REQUIRED TASK
From the entries below, count the lines with "readings". Write only the count.

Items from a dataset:
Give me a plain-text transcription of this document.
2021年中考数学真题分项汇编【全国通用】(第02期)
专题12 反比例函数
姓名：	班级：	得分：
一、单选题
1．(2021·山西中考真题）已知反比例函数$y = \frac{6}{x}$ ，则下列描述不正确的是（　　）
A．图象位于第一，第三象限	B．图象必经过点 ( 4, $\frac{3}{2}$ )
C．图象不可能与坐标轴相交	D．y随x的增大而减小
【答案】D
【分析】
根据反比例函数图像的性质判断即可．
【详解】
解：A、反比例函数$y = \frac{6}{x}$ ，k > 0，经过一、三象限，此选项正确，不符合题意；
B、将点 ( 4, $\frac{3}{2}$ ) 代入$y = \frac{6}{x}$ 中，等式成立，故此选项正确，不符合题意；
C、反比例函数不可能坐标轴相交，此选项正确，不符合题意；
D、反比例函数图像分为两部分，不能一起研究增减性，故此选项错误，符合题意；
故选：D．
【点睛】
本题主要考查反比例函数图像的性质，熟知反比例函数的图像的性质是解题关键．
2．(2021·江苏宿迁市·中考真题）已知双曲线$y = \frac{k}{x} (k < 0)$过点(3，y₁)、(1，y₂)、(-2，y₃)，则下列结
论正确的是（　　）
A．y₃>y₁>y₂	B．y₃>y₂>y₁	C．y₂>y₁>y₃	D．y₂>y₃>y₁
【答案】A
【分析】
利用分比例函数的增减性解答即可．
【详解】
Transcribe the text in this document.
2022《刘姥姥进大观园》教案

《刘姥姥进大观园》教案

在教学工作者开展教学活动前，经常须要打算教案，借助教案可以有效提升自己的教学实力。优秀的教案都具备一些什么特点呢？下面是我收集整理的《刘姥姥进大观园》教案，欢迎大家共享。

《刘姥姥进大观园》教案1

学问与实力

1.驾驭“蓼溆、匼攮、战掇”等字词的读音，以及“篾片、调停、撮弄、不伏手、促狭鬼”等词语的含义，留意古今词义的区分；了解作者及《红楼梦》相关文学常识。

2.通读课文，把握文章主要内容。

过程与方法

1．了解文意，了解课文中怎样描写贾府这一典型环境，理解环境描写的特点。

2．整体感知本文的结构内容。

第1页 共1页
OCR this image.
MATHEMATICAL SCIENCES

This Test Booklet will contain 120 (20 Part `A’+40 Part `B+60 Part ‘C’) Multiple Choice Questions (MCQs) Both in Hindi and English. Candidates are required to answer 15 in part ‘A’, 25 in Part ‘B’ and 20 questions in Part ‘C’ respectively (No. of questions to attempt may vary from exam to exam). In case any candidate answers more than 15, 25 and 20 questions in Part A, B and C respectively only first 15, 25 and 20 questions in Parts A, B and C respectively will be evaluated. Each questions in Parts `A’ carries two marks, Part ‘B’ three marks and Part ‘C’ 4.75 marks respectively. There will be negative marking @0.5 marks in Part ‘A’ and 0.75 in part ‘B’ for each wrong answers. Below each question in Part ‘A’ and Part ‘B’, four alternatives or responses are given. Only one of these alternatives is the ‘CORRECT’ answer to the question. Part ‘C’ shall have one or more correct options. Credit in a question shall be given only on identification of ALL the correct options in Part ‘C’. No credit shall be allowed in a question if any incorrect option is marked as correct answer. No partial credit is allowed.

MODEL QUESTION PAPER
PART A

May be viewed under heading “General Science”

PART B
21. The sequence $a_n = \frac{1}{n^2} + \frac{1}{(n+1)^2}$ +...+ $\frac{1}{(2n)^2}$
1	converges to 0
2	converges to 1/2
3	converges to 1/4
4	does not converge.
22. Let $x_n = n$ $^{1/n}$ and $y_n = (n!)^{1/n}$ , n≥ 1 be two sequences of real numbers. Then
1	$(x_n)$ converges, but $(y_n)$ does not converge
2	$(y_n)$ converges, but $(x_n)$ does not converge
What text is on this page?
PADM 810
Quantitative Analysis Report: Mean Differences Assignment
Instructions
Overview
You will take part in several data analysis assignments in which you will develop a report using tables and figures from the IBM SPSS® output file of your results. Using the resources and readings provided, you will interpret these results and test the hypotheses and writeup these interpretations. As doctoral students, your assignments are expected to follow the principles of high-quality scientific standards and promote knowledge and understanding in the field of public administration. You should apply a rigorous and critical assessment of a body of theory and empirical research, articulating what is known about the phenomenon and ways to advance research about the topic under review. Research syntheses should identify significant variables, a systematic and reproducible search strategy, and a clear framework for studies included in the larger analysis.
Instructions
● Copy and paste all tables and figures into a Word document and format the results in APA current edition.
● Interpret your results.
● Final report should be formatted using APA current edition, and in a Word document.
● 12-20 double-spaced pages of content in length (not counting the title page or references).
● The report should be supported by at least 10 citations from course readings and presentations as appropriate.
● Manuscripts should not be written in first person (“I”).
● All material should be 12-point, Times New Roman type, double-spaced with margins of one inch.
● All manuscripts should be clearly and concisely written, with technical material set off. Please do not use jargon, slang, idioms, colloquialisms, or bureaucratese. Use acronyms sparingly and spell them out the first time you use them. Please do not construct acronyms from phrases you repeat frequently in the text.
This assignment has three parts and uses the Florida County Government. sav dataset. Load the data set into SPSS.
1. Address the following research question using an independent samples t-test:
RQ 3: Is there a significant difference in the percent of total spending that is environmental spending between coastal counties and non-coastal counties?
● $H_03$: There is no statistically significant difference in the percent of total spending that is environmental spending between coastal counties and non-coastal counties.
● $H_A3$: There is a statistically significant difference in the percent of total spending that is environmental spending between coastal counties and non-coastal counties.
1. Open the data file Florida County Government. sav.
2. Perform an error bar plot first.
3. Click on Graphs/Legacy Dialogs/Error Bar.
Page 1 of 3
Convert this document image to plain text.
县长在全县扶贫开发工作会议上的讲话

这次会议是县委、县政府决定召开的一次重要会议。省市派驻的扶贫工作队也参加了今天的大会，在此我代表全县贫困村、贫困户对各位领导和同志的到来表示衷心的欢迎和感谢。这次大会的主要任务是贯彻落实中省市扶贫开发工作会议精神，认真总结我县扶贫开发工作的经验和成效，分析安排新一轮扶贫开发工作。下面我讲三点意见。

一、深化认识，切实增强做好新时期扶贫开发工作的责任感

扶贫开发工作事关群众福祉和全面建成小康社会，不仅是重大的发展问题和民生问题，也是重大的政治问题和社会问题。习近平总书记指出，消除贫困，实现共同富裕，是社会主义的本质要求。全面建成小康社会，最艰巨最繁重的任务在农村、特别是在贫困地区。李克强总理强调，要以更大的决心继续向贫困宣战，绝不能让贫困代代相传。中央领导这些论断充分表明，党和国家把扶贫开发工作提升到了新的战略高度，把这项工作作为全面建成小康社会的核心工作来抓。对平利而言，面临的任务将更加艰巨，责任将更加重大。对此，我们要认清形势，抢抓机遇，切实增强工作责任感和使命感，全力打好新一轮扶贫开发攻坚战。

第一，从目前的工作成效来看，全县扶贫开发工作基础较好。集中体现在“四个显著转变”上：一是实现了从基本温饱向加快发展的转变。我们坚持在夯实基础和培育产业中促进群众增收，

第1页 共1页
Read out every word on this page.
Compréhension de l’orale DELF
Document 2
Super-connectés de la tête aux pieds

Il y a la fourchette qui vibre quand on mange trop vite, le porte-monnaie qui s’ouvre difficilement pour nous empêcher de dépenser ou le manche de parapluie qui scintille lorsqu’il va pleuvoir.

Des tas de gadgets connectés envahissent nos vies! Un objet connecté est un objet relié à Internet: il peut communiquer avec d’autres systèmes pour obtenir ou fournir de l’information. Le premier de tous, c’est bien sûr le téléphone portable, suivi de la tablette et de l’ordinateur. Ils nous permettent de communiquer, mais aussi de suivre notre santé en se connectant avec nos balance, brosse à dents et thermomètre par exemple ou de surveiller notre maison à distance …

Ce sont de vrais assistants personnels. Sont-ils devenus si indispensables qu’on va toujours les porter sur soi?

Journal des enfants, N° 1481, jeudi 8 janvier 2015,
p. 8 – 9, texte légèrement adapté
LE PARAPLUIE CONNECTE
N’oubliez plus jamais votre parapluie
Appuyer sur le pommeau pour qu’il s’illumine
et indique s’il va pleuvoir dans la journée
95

THE RESPONSE
2